**TASKS FOR THIS EXERCISE**
**a.** In the post-processing text, what happens to the symmetry constraint when the supercell approach is used?
**b.** Write the next part of the post-processing text on total scattering data, picking up after its final sentence.

**EXTRACTED TEXT**

Post-processing

Post-processing#

Usually with the auto-reduced data (see for here more) or the manually reduced data (see here for more), one can already perform the total scattering data analysis, using, e.g., the unit-cell baesd approach. Tools available for such analysis can be found here. The symmetry constraint on the structural model for such unit-cell based approaches guarantees a limited parameter space, as compared to the degree of freedom of the data. In such a situation, one can safely treat the scale as one of the refinable parameters. However, this is not that much the case for the supercell based approach for total scattering data analysis, such as the reverse Monte Carlo (RMC) modeling. With the supercell approach, symmetry constraint will be completely removed after expanding the crystallographic unit cell to a supercell. The model has large number of degrees of freedom and will be driven completely by the data. Although some constraint could be added based on geometrical, physical, or chemical considerations, still the degree of freedom is too large as compared to the total number of data points involved in the modeling, and therefore it is unavoidable one may have the concerns about overfitting. Treating the RMC modeling in a statistical manner, by constructing an ensemble of RMC modeling trials, is a commonly used approach. On the data side, it requires one to treat the data more rigorously, especially concerning the data scaling – it is always the best practice to try to make sure the data is on an absolute scale, which means the scale of the data and the model is directly comparable without the need for an extra scale factor. This section will cover the post-reduction treatment of the total scattering data and here we will be assuming the using of RMCProfile package for the total scattering data modeling. For details about how to get RMCProfile to work, refer to the link here and here.

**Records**
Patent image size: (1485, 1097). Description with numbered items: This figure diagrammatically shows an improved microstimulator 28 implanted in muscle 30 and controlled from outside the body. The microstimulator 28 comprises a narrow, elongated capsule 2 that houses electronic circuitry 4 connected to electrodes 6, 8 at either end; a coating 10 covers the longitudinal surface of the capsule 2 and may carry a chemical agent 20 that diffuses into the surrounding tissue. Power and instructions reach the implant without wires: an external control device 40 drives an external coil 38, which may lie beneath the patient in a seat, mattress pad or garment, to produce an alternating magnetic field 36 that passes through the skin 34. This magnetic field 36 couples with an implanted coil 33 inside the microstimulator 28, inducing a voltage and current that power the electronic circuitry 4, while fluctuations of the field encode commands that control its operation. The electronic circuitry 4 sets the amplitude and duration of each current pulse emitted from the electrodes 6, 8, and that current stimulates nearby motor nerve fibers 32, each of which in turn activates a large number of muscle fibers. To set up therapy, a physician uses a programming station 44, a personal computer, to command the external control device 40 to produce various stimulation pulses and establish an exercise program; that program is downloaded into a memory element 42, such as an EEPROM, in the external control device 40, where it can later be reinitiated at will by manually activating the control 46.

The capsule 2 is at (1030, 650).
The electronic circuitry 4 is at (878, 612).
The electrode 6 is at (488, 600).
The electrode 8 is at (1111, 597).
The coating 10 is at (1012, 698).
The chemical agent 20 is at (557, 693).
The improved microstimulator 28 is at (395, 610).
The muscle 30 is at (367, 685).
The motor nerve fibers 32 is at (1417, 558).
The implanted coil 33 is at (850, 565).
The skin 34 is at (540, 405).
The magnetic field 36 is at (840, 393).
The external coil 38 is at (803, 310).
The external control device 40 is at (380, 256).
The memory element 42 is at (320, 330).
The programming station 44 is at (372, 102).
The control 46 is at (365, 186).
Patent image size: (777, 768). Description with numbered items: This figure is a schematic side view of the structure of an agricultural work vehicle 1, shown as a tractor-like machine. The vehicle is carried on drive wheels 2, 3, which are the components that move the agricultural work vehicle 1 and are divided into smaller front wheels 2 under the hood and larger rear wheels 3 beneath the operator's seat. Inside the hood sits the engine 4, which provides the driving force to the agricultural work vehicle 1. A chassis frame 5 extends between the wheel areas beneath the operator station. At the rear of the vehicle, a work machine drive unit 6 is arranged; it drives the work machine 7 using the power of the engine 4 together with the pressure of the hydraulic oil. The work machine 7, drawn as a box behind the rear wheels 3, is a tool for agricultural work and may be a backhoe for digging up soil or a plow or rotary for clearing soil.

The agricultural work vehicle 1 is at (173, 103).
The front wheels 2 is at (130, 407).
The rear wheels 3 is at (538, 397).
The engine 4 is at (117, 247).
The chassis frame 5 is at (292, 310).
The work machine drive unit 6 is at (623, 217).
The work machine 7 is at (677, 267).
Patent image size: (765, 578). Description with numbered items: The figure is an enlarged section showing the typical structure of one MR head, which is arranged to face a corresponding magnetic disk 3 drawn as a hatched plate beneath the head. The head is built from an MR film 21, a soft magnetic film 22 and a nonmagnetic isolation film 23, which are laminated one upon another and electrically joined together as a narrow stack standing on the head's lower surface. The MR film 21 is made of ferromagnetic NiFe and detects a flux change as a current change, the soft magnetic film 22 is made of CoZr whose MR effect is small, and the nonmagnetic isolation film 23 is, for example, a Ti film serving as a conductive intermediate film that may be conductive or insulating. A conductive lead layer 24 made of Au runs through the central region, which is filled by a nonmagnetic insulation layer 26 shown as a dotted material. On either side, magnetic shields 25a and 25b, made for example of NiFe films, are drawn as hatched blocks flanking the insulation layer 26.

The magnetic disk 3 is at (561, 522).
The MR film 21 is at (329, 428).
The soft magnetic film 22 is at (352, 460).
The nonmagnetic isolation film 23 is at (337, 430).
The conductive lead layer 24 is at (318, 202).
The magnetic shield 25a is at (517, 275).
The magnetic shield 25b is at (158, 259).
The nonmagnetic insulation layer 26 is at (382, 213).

**EXERCISE RESPONSES**
**a.** It is completely removed after the crystallographic unit cell is expanded to a supercell.

**b.**
Data Format Checking#

Reciprocal space

In RMCProfile, we follow the convention of defining symbols for various functions as presented in section-2 of Ref. [Keen, 2001]. It is always strongly recommended that before feeding the data into RMCProfile, we should check the format of the data to see whether it is consistent with what we specify in the input for RMCProfile. For example, in our RMCProfile control file we specify our data format to be “F(Q)”, that means we are referring our data to be the same format as defined by Eqn. (14) in Ref. [1]. It is noteworthy that in the community, people use the same symbol “F(Q)” to represent another format of the reciprocal space data, which is something like \(Q[S(Q)-1]\), where S(Q) is the normalized total scattering structure factor as quoted in Eqn. (19-21) in Ref. [Keen, 2001]. To tell which version of the data that the symbol “F(Q)” is representing, we can plot the data and inspect the low-Q region – if it is following our RMCProfile definition, the low-Q level should be somewhat sitting on a flat level (though, in practice it may not be purely flat due to low-Q noise). If it is following the \(Q[S(Q)-1]\) definition, the low-Q level should then be sitting on an obvious slope due to the multiplicative \(Q\) term in the definition.
Real space

Similarly in real space, we also need to pay attention to the representation of the same symbol used in the community for different definitions. Again, in RMCProfile, we follow the definition as given in section-2 in Ref. [Keen, 2001]. For example, when we say our data is in “G(r)” format, we mean Eqn. (10) in Ref. [Keen, 2001]. The asymptotic behavior at low-\(r\) and high-\(r\) region is accordingly presented in Eqn. (15) in Ref. [Keen, 2001]. Sometimes, with the same symbol “G(r)”, one may mean the definition as in Eqn. (43) in Ref. [Keen, 2001], e.g., in pdffit community. The way to tell which version we mean by “G(r)” is similar as above – we plot the data and inspect the low-\(r\) region. If we see our data is sitting on an obvious slope, that means we have the definition as in the pdffit community. Otherwise, if the level in the low-\(r\) region is somewhat flat, we are following the RMCProfile definition. After all, we need to do the necessary homework to check the data before throwing it into RMCProfile. The fitting engine will take what we tell it as granted and do whatever it can do to fit the data. So, if we tell it something wrong, it can never do it right.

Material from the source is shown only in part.